*Stated exercise*
Please determine how many lines of the material include the word "icon", and respond with nothing but that number.

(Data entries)
• • • • •
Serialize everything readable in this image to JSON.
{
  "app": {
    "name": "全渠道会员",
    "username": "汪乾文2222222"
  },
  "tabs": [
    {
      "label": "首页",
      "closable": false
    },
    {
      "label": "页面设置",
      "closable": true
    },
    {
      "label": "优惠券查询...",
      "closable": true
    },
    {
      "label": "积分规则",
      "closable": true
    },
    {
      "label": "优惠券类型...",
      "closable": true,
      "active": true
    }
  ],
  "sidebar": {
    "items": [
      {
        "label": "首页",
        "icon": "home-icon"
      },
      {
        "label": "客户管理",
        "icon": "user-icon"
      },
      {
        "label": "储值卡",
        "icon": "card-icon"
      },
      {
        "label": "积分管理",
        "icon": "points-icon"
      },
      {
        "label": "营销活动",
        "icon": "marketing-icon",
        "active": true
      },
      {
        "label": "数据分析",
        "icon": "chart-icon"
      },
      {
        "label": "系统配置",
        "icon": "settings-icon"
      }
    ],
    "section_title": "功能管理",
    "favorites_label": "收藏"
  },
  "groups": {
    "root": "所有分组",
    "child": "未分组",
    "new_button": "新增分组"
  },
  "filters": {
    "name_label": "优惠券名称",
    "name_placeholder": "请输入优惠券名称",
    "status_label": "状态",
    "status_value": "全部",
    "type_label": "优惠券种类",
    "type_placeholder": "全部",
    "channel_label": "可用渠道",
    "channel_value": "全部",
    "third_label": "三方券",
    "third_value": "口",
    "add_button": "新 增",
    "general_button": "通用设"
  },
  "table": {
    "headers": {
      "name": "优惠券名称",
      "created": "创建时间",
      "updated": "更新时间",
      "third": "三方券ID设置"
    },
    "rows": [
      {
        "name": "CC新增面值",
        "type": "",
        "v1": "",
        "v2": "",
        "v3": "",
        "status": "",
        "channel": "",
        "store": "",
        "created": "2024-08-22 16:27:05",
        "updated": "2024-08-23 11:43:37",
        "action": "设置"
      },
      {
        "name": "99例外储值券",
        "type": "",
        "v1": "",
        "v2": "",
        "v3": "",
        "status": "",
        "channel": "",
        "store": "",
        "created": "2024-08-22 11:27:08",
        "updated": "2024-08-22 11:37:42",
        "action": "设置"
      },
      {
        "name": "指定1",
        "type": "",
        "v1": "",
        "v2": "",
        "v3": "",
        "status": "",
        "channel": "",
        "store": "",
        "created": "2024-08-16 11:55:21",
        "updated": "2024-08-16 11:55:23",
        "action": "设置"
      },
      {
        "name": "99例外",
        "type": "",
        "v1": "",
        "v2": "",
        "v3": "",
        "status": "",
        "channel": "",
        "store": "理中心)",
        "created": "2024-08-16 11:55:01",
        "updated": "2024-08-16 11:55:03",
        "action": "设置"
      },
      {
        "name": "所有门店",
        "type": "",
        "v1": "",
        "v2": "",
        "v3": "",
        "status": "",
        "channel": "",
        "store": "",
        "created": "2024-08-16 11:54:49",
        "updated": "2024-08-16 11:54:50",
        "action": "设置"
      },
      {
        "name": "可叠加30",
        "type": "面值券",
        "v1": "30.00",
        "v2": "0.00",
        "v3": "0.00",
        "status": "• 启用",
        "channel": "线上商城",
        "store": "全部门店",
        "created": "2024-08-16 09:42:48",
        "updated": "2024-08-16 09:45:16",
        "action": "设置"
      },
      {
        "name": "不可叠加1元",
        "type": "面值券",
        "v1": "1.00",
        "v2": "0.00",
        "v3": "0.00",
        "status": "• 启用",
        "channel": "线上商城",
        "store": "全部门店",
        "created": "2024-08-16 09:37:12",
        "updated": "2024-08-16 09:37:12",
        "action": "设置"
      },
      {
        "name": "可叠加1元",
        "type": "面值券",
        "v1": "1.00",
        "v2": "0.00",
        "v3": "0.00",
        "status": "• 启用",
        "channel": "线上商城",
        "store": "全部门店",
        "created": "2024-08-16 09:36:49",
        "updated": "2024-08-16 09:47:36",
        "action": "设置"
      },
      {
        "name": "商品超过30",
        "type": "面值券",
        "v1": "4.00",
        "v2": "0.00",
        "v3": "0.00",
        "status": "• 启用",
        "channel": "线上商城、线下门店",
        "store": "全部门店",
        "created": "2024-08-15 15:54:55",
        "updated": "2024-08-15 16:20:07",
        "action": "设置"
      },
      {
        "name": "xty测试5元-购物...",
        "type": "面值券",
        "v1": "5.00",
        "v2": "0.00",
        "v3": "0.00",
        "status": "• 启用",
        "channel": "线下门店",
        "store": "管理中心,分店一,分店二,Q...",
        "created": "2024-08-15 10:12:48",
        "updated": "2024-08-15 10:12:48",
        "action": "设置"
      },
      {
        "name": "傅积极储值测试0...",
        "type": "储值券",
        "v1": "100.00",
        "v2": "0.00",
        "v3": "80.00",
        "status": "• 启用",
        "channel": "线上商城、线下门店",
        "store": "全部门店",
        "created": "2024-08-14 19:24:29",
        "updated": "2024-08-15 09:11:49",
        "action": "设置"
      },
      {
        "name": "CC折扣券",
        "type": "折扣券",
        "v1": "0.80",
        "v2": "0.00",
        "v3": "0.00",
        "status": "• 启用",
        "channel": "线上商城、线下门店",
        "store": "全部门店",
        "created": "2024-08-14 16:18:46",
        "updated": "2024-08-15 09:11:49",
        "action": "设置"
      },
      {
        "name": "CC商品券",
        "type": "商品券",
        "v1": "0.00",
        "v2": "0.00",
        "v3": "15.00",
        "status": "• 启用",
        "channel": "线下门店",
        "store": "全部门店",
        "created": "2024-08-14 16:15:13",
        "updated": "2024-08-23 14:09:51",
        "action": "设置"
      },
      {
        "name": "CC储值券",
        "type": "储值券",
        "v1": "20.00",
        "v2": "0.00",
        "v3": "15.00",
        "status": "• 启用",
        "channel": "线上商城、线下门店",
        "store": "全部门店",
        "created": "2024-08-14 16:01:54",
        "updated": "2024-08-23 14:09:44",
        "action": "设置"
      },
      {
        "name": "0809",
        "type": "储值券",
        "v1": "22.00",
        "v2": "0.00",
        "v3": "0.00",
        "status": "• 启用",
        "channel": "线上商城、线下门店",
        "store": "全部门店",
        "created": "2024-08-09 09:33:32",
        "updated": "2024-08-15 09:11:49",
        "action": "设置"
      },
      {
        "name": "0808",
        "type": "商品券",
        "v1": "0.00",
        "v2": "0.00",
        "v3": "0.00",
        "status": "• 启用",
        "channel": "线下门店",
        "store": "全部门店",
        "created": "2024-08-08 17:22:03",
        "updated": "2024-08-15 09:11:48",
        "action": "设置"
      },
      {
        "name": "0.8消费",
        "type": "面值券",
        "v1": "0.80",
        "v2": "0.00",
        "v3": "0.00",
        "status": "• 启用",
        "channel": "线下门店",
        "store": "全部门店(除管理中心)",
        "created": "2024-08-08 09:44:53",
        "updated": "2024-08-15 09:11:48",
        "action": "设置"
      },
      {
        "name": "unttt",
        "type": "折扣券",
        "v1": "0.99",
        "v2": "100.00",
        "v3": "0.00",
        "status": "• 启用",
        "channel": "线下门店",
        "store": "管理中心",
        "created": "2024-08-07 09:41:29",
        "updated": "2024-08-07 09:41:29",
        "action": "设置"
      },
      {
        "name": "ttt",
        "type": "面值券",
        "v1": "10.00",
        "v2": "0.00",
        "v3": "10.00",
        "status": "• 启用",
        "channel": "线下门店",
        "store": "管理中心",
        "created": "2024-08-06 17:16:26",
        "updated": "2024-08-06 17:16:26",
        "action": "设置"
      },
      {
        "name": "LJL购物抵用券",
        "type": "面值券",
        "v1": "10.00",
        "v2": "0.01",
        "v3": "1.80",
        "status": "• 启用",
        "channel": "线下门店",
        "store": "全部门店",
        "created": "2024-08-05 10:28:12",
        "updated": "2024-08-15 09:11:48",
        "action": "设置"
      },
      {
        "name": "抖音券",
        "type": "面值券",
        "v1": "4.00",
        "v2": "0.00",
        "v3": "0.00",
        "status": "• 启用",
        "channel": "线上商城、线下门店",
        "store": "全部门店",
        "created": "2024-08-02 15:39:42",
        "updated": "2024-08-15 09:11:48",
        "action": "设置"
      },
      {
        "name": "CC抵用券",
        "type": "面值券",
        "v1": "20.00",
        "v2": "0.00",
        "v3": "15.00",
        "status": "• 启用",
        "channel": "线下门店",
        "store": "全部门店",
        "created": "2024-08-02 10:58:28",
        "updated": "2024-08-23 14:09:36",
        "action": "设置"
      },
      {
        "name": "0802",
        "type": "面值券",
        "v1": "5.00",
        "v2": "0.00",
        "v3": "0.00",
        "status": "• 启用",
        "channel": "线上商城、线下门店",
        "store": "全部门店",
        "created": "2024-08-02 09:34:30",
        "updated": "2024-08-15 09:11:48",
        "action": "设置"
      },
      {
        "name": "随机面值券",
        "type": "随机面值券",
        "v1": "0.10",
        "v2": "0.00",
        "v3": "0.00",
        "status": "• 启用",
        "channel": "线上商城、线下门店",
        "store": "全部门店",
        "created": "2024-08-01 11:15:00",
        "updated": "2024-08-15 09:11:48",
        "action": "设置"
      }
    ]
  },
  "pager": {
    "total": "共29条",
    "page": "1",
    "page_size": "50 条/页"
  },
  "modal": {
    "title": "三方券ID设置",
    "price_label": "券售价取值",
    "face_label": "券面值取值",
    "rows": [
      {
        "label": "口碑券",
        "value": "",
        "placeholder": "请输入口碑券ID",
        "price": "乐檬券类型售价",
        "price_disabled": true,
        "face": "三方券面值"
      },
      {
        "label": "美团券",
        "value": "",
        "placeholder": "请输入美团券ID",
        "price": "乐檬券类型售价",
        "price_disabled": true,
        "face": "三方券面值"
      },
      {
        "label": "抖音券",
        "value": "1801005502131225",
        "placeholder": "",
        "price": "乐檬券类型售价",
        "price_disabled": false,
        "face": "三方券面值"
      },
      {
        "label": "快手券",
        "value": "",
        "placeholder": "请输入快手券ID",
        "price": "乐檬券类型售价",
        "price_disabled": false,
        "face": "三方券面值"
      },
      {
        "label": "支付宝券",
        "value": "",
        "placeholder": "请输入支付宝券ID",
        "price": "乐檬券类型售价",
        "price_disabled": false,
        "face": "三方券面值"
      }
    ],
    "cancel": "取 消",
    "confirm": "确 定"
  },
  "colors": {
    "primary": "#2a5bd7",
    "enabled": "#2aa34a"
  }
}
• • • • •
*Output for this exercise*
7